> [Written instruction]: Print the listing below exactly.

> [Given entries]:

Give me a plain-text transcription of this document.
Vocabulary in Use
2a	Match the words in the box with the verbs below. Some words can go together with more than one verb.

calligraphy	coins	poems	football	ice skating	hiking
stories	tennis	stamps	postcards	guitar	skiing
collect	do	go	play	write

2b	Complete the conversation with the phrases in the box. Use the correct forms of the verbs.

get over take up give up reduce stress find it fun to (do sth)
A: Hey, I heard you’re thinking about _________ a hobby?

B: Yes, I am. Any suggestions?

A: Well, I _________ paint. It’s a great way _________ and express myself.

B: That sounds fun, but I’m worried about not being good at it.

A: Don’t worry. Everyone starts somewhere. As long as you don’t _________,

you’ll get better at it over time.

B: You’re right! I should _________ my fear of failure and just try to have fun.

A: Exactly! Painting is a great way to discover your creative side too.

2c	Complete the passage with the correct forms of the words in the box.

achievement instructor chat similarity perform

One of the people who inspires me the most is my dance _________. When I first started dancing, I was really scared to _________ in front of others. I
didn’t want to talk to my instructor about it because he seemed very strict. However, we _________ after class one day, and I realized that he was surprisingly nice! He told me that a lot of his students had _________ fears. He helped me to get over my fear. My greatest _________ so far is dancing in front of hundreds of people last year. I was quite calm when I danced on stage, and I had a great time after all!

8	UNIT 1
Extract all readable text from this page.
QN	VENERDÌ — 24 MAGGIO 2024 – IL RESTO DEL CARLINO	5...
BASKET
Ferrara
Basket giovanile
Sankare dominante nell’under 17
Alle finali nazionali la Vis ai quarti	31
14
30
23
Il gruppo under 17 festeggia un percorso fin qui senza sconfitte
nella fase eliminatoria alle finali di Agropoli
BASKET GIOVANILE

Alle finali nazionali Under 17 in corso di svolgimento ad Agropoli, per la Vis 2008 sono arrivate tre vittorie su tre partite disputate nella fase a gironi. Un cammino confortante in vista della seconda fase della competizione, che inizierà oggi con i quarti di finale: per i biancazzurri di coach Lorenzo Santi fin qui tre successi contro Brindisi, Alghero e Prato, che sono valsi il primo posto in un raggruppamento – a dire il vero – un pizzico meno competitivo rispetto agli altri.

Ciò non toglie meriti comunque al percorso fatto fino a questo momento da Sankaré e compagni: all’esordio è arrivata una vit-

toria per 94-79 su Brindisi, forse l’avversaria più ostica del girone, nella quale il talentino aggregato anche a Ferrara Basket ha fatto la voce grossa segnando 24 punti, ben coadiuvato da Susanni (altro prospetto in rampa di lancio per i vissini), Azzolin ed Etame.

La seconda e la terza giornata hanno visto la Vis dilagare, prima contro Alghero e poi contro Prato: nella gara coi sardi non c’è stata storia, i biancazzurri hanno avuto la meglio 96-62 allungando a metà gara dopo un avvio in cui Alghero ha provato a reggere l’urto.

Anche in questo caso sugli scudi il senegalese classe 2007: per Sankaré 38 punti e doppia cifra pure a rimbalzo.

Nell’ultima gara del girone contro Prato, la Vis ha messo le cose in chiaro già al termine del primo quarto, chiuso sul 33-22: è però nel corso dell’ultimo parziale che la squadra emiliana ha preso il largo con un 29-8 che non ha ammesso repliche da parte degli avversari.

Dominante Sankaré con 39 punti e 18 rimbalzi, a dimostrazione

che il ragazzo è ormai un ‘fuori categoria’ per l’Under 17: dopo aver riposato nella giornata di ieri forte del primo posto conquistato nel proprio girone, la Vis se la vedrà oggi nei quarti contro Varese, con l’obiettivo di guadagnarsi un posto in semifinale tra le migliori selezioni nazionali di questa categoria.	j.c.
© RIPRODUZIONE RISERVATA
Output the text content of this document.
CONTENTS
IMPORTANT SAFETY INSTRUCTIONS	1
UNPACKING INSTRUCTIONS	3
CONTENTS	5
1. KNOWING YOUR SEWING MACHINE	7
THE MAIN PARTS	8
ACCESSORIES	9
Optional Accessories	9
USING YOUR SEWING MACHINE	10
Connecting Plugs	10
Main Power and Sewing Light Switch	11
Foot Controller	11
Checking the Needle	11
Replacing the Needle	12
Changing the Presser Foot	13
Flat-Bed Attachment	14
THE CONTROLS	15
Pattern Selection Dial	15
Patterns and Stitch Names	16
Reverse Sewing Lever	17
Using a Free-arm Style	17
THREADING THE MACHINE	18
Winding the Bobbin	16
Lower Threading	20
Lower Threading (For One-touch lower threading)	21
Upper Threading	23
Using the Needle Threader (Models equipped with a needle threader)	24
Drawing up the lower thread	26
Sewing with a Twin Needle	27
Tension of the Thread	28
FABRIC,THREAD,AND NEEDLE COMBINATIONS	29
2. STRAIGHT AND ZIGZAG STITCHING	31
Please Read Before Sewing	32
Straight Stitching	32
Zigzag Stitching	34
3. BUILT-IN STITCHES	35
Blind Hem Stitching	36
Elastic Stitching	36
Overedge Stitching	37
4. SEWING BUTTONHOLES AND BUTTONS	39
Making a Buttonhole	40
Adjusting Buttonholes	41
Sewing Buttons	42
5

> [Worked solution]:
Give me a plain-text transcription of this document.
Vocabulary in Use
2a	Match the words in the box with the verbs below. Some words can go together with more than one verb.

calligraphy	coins	poems	football	ice skating	hiking
stories	tennis	stamps	postcards	guitar	skiing
collect	do	go	play	write

2b	Complete the conversation with the phrases in the box. Use the correct forms of the verbs.

get over take up give up reduce stress find it fun to (do sth)
A: Hey, I heard you’re thinking about _________ a hobby?

B: Yes, I am. Any suggestions?

A: Well, I _________ paint. It’s a great way _________ and express myself.

B: That sounds fun, but I’m worried about not being good at it.

A: Don’t worry. Everyone starts somewhere. As long as you don’t _________,

you’ll get better at it over time.

B: You’re right! I should _________ my fear of failure and just try to have fun.

A: Exactly! Painting is a great way to discover your creative side too.

2c	Complete the passage with the correct forms of the words in the box.

achievement instructor chat similarity perform

One of the people who inspires me the most is my dance _________. When I first started dancing, I was really scared to _________ in front of others. I
didn’t want to talk to my instructor about it because he seemed very strict. However, we _________ after class one day, and I realized that he was surprisingly nice! He told me that a lot of his students had _________ fears. He helped me to get over my fear. My greatest _________ so far is dancing in front of hundreds of people last year. I was quite calm when I danced on stage, and I had a great time after all!

8	UNIT 1
Extract all readable text from this page.
QN	VENERDÌ — 24 MAGGIO 2024 – IL RESTO DEL CARLINO	5...
BASKET
Ferrara
Basket giovanile
Sankare dominante nell’under 17
Alle finali nazionali la Vis ai quarti	31
14
30
23
Il gruppo under 17 festeggia un percorso fin qui senza sconfitte
nella fase eliminatoria alle finali di Agropoli
BASKET GIOVANILE

Alle finali nazionali Under 17 in corso di svolgimento ad Agropoli, per la Vis 2008 sono arrivate tre vittorie su tre partite disputate nella fase a gironi. Un cammino confortante in vista della seconda fase della competizione, che inizierà oggi con i quarti di finale: per i biancazzurri di coach Lorenzo Santi fin qui tre successi contro Brindisi, Alghero e Prato, che sono valsi il primo posto in un raggruppamento – a dire il vero – un pizzico meno competitivo rispetto agli altri.

Ciò non toglie meriti comunque al percorso fatto fino a questo momento da Sankaré e compagni: all’esordio è arrivata una vit-

toria per 94-79 su Brindisi, forse l’avversaria più ostica del girone, nella quale il talentino aggregato anche a Ferrara Basket ha fatto la voce grossa segnando 24 punti, ben coadiuvato da Susanni (altro prospetto in rampa di lancio per i vissini), Azzolin ed Etame.

La seconda e la terza giornata hanno visto la Vis dilagare, prima contro Alghero e poi contro Prato: nella gara coi sardi non c’è stata storia, i biancazzurri hanno avuto la meglio 96-62 allungando a metà gara dopo un avvio in cui Alghero ha provato a reggere l’urto.

Anche in questo caso sugli scudi il senegalese classe 2007: per Sankaré 38 punti e doppia cifra pure a rimbalzo.

Nell’ultima gara del girone contro Prato, la Vis ha messo le cose in chiaro già al termine del primo quarto, chiuso sul 33-22: è però nel corso dell’ultimo parziale che la squadra emiliana ha preso il largo con un 29-8 che non ha ammesso repliche da parte degli avversari.

Dominante Sankaré con 39 punti e 18 rimbalzi, a dimostrazione

che il ragazzo è ormai un ‘fuori categoria’ per l’Under 17: dopo aver riposato nella giornata di ieri forte del primo posto conquistato nel proprio girone, la Vis se la vedrà oggi nei quarti contro Varese, con l’obiettivo di guadagnarsi un posto in semifinale tra le migliori selezioni nazionali di questa categoria.	j.c.
© RIPRODUZIONE RISERVATA
Output the text content of this document.
CONTENTS
IMPORTANT SAFETY INSTRUCTIONS	1
UNPACKING INSTRUCTIONS	3
CONTENTS	5
1. KNOWING YOUR SEWING MACHINE	7
THE MAIN PARTS	8
ACCESSORIES	9
Optional Accessories	9
USING YOUR SEWING MACHINE	10
Connecting Plugs	10
Main Power and Sewing Light Switch	11
Foot Controller	11
Checking the Needle	11
Replacing the Needle	12
Changing the Presser Foot	13
Flat-Bed Attachment	14
THE CONTROLS	15
Pattern Selection Dial	15
Patterns and Stitch Names	16
Reverse Sewing Lever	17
Using a Free-arm Style	17
THREADING THE MACHINE	18
Winding the Bobbin	16
Lower Threading	20
Lower Threading (For One-touch lower threading)	21
Upper Threading	23
Using the Needle Threader (Models equipped with a needle threader)	24
Drawing up the lower thread	26
Sewing with a Twin Needle	27
Tension of the Thread	28
FABRIC,THREAD,AND NEEDLE COMBINATIONS	29
2. STRAIGHT AND ZIGZAG STITCHING	31
Please Read Before Sewing	32
Straight Stitching	32
Zigzag Stitching	34
3. BUILT-IN STITCHES	35
Blind Hem Stitching	36
Elastic Stitching	36
Overedge Stitching	37
4. SEWING BUTTONHOLES AND BUTTONS	39
Making a Buttonhole	40
Adjusting Buttonholes	41
Sewing Buttons	42
5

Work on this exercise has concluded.